Extracted data entries:
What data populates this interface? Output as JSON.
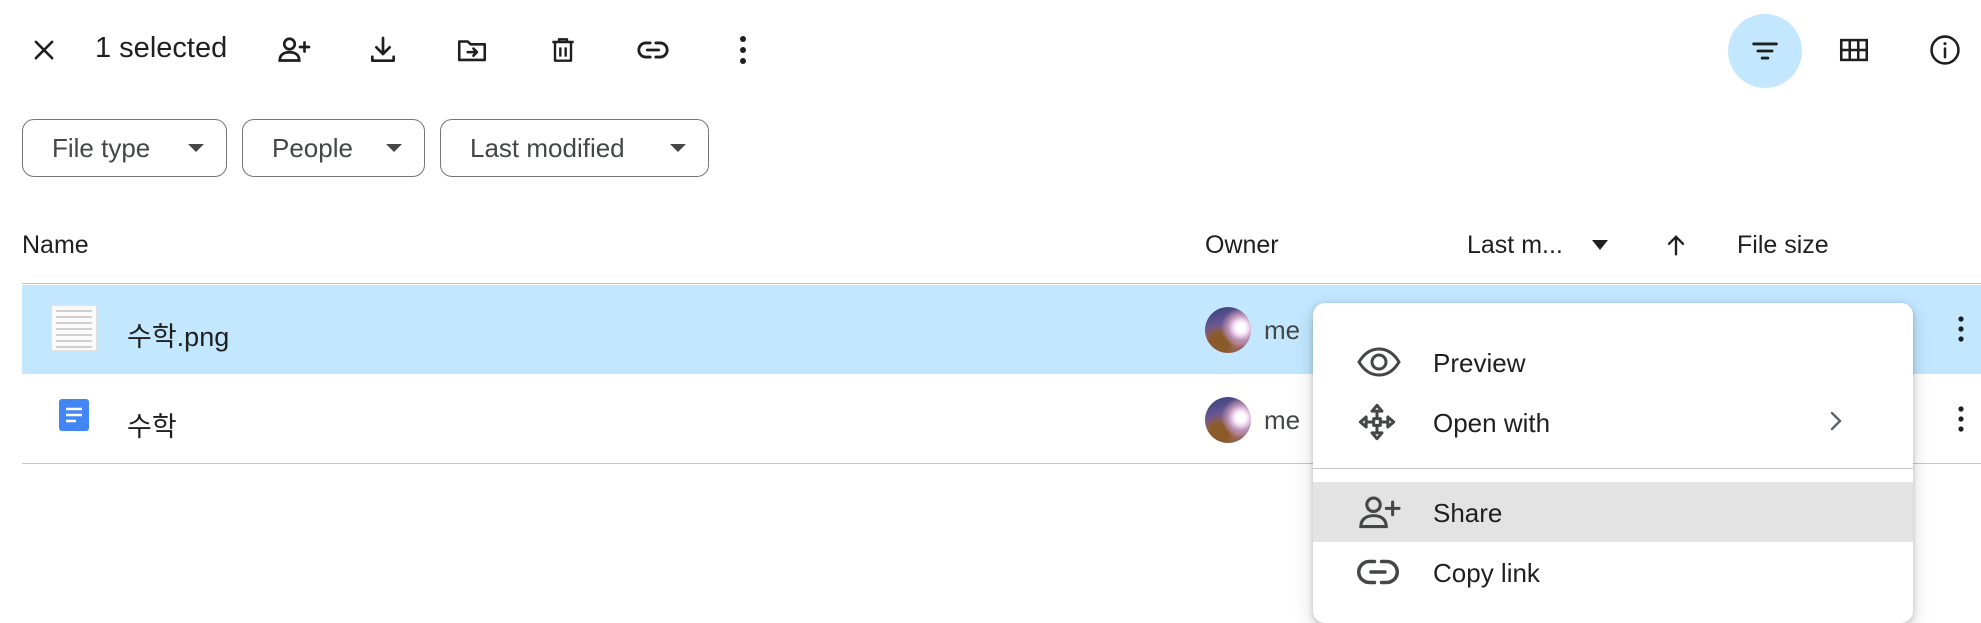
{
  "toolbar": {
    "selected_text": "1 selected",
    "icons": [
      "close-icon",
      "add-person-icon",
      "download-icon",
      "move-to-folder-icon",
      "trash-icon",
      "link-icon",
      "more-vert-icon",
      "filter-icon",
      "grid-view-icon",
      "info-icon"
    ]
  },
  "filters": {
    "file_type": "File type",
    "people": "People",
    "last_modified": "Last modified"
  },
  "columns": {
    "name": "Name",
    "owner": "Owner",
    "last_modified": "Last m...",
    "file_size": "File size"
  },
  "files": [
    {
      "name": "수학.png",
      "owner": "me",
      "selected": true,
      "type": "image"
    },
    {
      "name": "수학",
      "owner": "me",
      "selected": false,
      "type": "google-doc"
    }
  ],
  "context_menu": {
    "items": [
      {
        "label": "Preview",
        "icon": "eye-icon"
      },
      {
        "label": "Open with",
        "icon": "move-arrows-icon",
        "submenu": true
      },
      {
        "label": "Share",
        "icon": "add-person-icon",
        "highlighted": true
      },
      {
        "label": "Copy link",
        "icon": "link-icon"
      }
    ]
  },
  "colors": {
    "selection": "#c2e7ff",
    "menu_hover": "#e3e3e3",
    "doc_blue": "#4285f4"
  }
}
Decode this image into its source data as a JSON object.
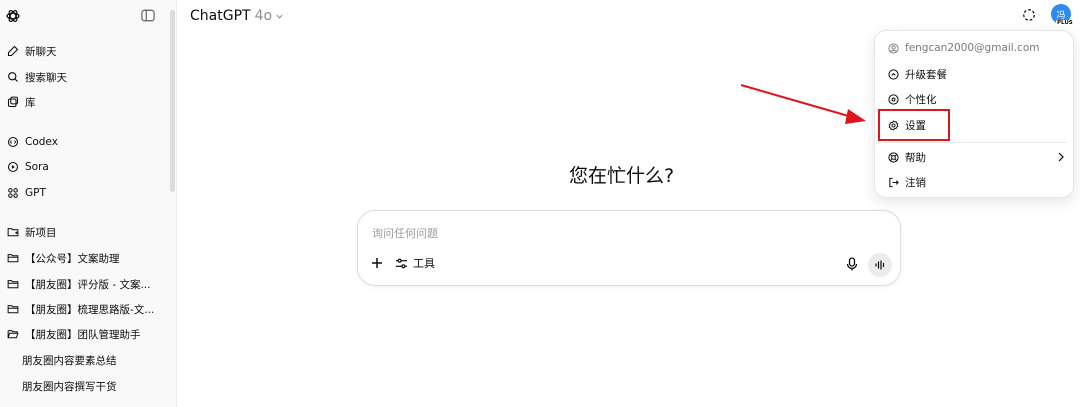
{
  "sidebar": {
    "logo_icon": "openai-logo-icon",
    "toggle_icon": "sidebar-toggle-icon",
    "top_items": [
      {
        "label": "新聊天",
        "icon": "edit-icon"
      },
      {
        "label": "搜索聊天",
        "icon": "search-icon"
      },
      {
        "label": "库",
        "icon": "library-icon"
      }
    ],
    "app_items": [
      {
        "label": "Codex",
        "icon": "codex-icon"
      },
      {
        "label": "Sora",
        "icon": "play-icon"
      },
      {
        "label": "GPT",
        "icon": "grid-icon"
      }
    ],
    "projects": [
      {
        "label": "新项目",
        "icon": "new-folder-icon"
      },
      {
        "label": "【公众号】文案助理",
        "icon": "folder-icon"
      },
      {
        "label": "【朋友圈】评分版 - 文案...",
        "icon": "folder-icon"
      },
      {
        "label": "【朋友圈】梳理思路版-文...",
        "icon": "folder-icon"
      },
      {
        "label": "【朋友圈】团队管理助手",
        "icon": "folder-open-icon"
      }
    ],
    "sub_items": [
      {
        "label": "朋友圈内容要素总结"
      },
      {
        "label": "朋友圈内容撰写干货"
      }
    ]
  },
  "header": {
    "model_name": "ChatGPT",
    "model_version": "4o",
    "avatar_text": "冯",
    "plan_badge": "PLUS"
  },
  "main": {
    "headline": "您在忙什么?",
    "composer": {
      "placeholder": "询问任何问题",
      "tools_label": "工具"
    }
  },
  "menu": {
    "email": "fengcan2000@gmail.com",
    "items": [
      {
        "label": "升级套餐",
        "icon": "upgrade-icon"
      },
      {
        "label": "个性化",
        "icon": "personalize-icon"
      },
      {
        "label": "设置",
        "icon": "gear-icon"
      },
      {
        "label": "帮助",
        "icon": "help-icon"
      },
      {
        "label": "注销",
        "icon": "logout-icon"
      }
    ]
  },
  "colors": {
    "annotation_red": "#e0141b",
    "avatar_blue": "#2e8cf0"
  }
}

EXERCISE INSTRUCTIONS: Return all the entries word for word, but omit any pictures they contain.

OUTPUT OF THE TASK:
What data populates this interface? Output as JSON.
{
  "toolbar": {
    "selected_text": "1 selected",
    "icons": [
      "close-icon",
      "add-person-icon",
      "download-icon",
      "move-to-folder-icon",
      "trash-icon",
      "link-icon",
      "more-vert-icon",
      "filter-icon",
      "grid-view-icon",
      "info-icon"
    ]
  },
  "filters": {
    "file_type": "File type",
    "people": "People",
    "last_modified": "Last modified"
  },
  "columns": {
    "name": "Name",
    "owner": "Owner",
    "last_modified": "Last m...",
    "file_size": "File size"
  },
  "files": [
    {
      "name": "수학.png",
      "owner": "me",
      "selected": true,
      "type": "image"
    },
    {
      "name": "수학",
      "owner": "me",
      "selected": false,
      "type": "google-doc"
    }
  ],
  "context_menu": {
    "items": [
      {
        "label": "Preview",
        "icon": "eye-icon"
      },
      {
        "label": "Open with",
        "icon": "move-arrows-icon",
        "submenu": true
      },
      {
        "label": "Share",
        "icon": "add-person-icon",
        "highlighted": true
      },
      {
        "label": "Copy link",
        "icon": "link-icon"
      }
    ]
  },
  "colors": {
    "selection": "#c2e7ff",
    "menu_hover": "#e3e3e3",
    "doc_blue": "#4285f4"
  }
}
Decode this image into its source data as a JSON object.
{
  "sidebar": {
    "logo_icon": "openai-logo-icon",
    "toggle_icon": "sidebar-toggle-icon",
    "top_items": [
      {
        "label": "新聊天",
        "icon": "edit-icon"
      },
      {
        "label": "搜索聊天",
        "icon": "search-icon"
      },
      {
        "label": "库",
        "icon": "library-icon"
      }
    ],
    "app_items": [
      {
        "label": "Codex",
        "icon": "codex-icon"
      },
      {
        "label": "Sora",
        "icon": "play-icon"
      },
      {
        "label": "GPT",
        "icon": "grid-icon"
      }
    ],
    "projects": [
      {
        "label": "新项目",
        "icon": "new-folder-icon"
      },
      {
        "label": "【公众号】文案助理",
        "icon": "folder-icon"
      },
      {
        "label": "【朋友圈】评分版 - 文案...",
        "icon": "folder-icon"
      },
      {
        "label": "【朋友圈】梳理思路版-文...",
        "icon": "folder-icon"
      },
      {
        "label": "【朋友圈】团队管理助手",
        "icon": "folder-open-icon"
      }
    ],
    "sub_items": [
      {
        "label": "朋友圈内容要素总结"
      },
      {
        "label": "朋友圈内容撰写干货"
      }
    ]
  },
  "header": {
    "model_name": "ChatGPT",
    "model_version": "4o",
    "avatar_text": "冯",
    "plan_badge": "PLUS"
  },
  "main": {
    "headline": "您在忙什么?",
    "composer": {
      "placeholder": "询问任何问题",
      "tools_label": "工具"
    }
  },
  "menu": {
    "email": "fengcan2000@gmail.com",
    "items": [
      {
        "label": "升级套餐",
        "icon": "upgrade-icon"
      },
      {
        "label": "个性化",
        "icon": "personalize-icon"
      },
      {
        "label": "设置",
        "icon": "gear-icon"
      },
      {
        "label": "帮助",
        "icon": "help-icon"
      },
      {
        "label": "注销",
        "icon": "logout-icon"
      }
    ]
  },
  "colors": {
    "annotation_red": "#e0141b",
    "avatar_blue": "#2e8cf0"
  }
}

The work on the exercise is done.